---------- MATERIALS PROVIDED

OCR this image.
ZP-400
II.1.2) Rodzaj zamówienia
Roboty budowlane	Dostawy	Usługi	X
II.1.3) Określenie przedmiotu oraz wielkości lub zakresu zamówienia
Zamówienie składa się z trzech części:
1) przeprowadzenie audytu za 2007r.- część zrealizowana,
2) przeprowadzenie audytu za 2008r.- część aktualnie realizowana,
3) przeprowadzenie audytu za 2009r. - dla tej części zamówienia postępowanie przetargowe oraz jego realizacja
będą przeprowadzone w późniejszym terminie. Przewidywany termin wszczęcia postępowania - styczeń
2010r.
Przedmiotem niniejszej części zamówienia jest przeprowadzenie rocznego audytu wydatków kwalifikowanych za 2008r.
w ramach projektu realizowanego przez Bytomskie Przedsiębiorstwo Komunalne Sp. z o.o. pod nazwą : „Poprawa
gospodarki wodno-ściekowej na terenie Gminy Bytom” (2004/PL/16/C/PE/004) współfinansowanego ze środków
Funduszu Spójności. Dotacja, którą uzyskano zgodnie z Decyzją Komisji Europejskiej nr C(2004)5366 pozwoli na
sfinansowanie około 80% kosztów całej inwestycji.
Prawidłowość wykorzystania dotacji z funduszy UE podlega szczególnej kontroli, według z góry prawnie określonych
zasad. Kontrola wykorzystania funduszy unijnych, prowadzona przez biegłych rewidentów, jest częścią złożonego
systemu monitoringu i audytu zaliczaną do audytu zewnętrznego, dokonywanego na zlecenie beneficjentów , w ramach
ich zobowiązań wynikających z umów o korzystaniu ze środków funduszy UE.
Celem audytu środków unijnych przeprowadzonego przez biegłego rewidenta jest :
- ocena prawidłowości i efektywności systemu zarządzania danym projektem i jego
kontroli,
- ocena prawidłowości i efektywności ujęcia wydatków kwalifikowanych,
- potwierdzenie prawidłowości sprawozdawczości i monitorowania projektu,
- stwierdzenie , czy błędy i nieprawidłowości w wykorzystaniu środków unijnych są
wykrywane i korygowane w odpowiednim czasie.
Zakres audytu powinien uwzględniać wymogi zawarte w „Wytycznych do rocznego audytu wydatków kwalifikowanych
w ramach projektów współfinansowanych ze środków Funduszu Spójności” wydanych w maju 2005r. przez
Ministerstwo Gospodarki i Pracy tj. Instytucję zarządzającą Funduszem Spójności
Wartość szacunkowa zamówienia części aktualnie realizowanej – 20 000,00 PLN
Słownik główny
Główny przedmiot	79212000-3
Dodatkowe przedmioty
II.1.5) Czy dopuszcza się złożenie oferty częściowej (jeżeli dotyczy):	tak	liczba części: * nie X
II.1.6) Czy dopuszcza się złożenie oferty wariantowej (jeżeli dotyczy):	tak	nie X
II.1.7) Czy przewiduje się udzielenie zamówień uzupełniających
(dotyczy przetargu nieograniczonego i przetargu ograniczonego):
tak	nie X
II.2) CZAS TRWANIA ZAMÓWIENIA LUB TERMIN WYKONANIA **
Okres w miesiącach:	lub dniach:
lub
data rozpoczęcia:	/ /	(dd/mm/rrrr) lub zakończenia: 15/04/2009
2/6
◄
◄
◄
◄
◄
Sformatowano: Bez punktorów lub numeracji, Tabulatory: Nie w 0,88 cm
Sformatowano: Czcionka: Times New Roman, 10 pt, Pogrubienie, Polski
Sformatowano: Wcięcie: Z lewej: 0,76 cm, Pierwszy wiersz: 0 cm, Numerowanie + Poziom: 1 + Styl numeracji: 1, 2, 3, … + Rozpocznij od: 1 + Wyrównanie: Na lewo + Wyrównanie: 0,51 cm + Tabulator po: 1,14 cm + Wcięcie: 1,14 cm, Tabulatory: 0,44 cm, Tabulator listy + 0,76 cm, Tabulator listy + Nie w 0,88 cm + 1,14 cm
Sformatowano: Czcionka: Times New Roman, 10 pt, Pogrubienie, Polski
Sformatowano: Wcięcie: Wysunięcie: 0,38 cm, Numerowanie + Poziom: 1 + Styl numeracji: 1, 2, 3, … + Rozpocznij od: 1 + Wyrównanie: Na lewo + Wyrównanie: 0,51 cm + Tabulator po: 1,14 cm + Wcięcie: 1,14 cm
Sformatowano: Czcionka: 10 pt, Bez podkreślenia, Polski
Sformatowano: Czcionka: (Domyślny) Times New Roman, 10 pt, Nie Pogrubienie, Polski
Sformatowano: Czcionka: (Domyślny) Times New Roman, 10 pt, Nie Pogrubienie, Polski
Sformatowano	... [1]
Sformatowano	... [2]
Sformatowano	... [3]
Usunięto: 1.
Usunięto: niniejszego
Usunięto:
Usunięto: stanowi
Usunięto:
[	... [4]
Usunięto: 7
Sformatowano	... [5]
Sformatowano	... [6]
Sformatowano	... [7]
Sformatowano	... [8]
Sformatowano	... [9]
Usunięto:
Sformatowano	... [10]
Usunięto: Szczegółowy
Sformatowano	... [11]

--------------------

▶ _WHAT THE EXERCISE ASKS_:
Print the records above in full, exactly.

▶ _THE REPLY_:
OCR this image.
ZP-400
II.1.2) Rodzaj zamówienia
Roboty budowlane	Dostawy	Usługi	X
II.1.3) Określenie przedmiotu oraz wielkości lub zakresu zamówienia
Zamówienie składa się z trzech części:
1) przeprowadzenie audytu za 2007r.- część zrealizowana,
2) przeprowadzenie audytu za 2008r.- część aktualnie realizowana,
3) przeprowadzenie audytu za 2009r. - dla tej części zamówienia postępowanie przetargowe oraz jego realizacja
będą przeprowadzone w późniejszym terminie. Przewidywany termin wszczęcia postępowania - styczeń
2010r.
Przedmiotem niniejszej części zamówienia jest przeprowadzenie rocznego audytu wydatków kwalifikowanych za 2008r.
w ramach projektu realizowanego przez Bytomskie Przedsiębiorstwo Komunalne Sp. z o.o. pod nazwą : „Poprawa
gospodarki wodno-ściekowej na terenie Gminy Bytom” (2004/PL/16/C/PE/004) współfinansowanego ze środków
Funduszu Spójności. Dotacja, którą uzyskano zgodnie z Decyzją Komisji Europejskiej nr C(2004)5366 pozwoli na
sfinansowanie około 80% kosztów całej inwestycji.
Prawidłowość wykorzystania dotacji z funduszy UE podlega szczególnej kontroli, według z góry prawnie określonych
zasad. Kontrola wykorzystania funduszy unijnych, prowadzona przez biegłych rewidentów, jest częścią złożonego
systemu monitoringu i audytu zaliczaną do audytu zewnętrznego, dokonywanego na zlecenie beneficjentów , w ramach
ich zobowiązań wynikających z umów o korzystaniu ze środków funduszy UE.
Celem audytu środków unijnych przeprowadzonego przez biegłego rewidenta jest :
- ocena prawidłowości i efektywności systemu zarządzania danym projektem i jego
kontroli,
- ocena prawidłowości i efektywności ujęcia wydatków kwalifikowanych,
- potwierdzenie prawidłowości sprawozdawczości i monitorowania projektu,
- stwierdzenie , czy błędy i nieprawidłowości w wykorzystaniu środków unijnych są
wykrywane i korygowane w odpowiednim czasie.
Zakres audytu powinien uwzględniać wymogi zawarte w „Wytycznych do rocznego audytu wydatków kwalifikowanych
w ramach projektów współfinansowanych ze środków Funduszu Spójności” wydanych w maju 2005r. przez
Ministerstwo Gospodarki i Pracy tj. Instytucję zarządzającą Funduszem Spójności
Wartość szacunkowa zamówienia części aktualnie realizowanej – 20 000,00 PLN
Słownik główny
Główny przedmiot	79212000-3
Dodatkowe przedmioty
II.1.5) Czy dopuszcza się złożenie oferty częściowej (jeżeli dotyczy):	tak	liczba części: * nie X
II.1.6) Czy dopuszcza się złożenie oferty wariantowej (jeżeli dotyczy):	tak	nie X
II.1.7) Czy przewiduje się udzielenie zamówień uzupełniających
(dotyczy przetargu nieograniczonego i przetargu ograniczonego):
tak	nie X
II.2) CZAS TRWANIA ZAMÓWIENIA LUB TERMIN WYKONANIA **
Okres w miesiącach:	lub dniach:
lub
data rozpoczęcia:	/ /	(dd/mm/rrrr) lub zakończenia: 15/04/2009
2/6
◄
◄
◄
◄
◄
Sformatowano: Bez punktorów lub numeracji, Tabulatory: Nie w 0,88 cm
Sformatowano: Czcionka: Times New Roman, 10 pt, Pogrubienie, Polski
Sformatowano: Wcięcie: Z lewej: 0,76 cm, Pierwszy wiersz: 0 cm, Numerowanie + Poziom: 1 + Styl numeracji: 1, 2, 3, … + Rozpocznij od: 1 + Wyrównanie: Na lewo + Wyrównanie: 0,51 cm + Tabulator po: 1,14 cm + Wcięcie: 1,14 cm, Tabulatory: 0,44 cm, Tabulator listy + 0,76 cm, Tabulator listy + Nie w 0,88 cm + 1,14 cm
Sformatowano: Czcionka: Times New Roman, 10 pt, Pogrubienie, Polski
Sformatowano: Wcięcie: Wysunięcie: 0,38 cm, Numerowanie + Poziom: 1 + Styl numeracji: 1, 2, 3, … + Rozpocznij od: 1 + Wyrównanie: Na lewo + Wyrównanie: 0,51 cm + Tabulator po: 1,14 cm + Wcięcie: 1,14 cm
Sformatowano: Czcionka: 10 pt, Bez podkreślenia, Polski
Sformatowano: Czcionka: (Domyślny) Times New Roman, 10 pt, Nie Pogrubienie, Polski
Sformatowano: Czcionka: (Domyślny) Times New Roman, 10 pt, Nie Pogrubienie, Polski
Sformatowano	... [1]
Sformatowano	... [2]
Sformatowano	... [3]
Usunięto: 1.
Usunięto: niniejszego
Usunięto:
Usunięto: stanowi
Usunięto:
[	... [4]
Usunięto: 7
Sformatowano	... [5]
Sformatowano	... [6]
Sformatowano	... [7]
Sformatowano	... [8]
Sformatowano	... [9]
Usunięto:
Sformatowano	... [10]
Usunięto: Szczegółowy
Sformatowano	... [11]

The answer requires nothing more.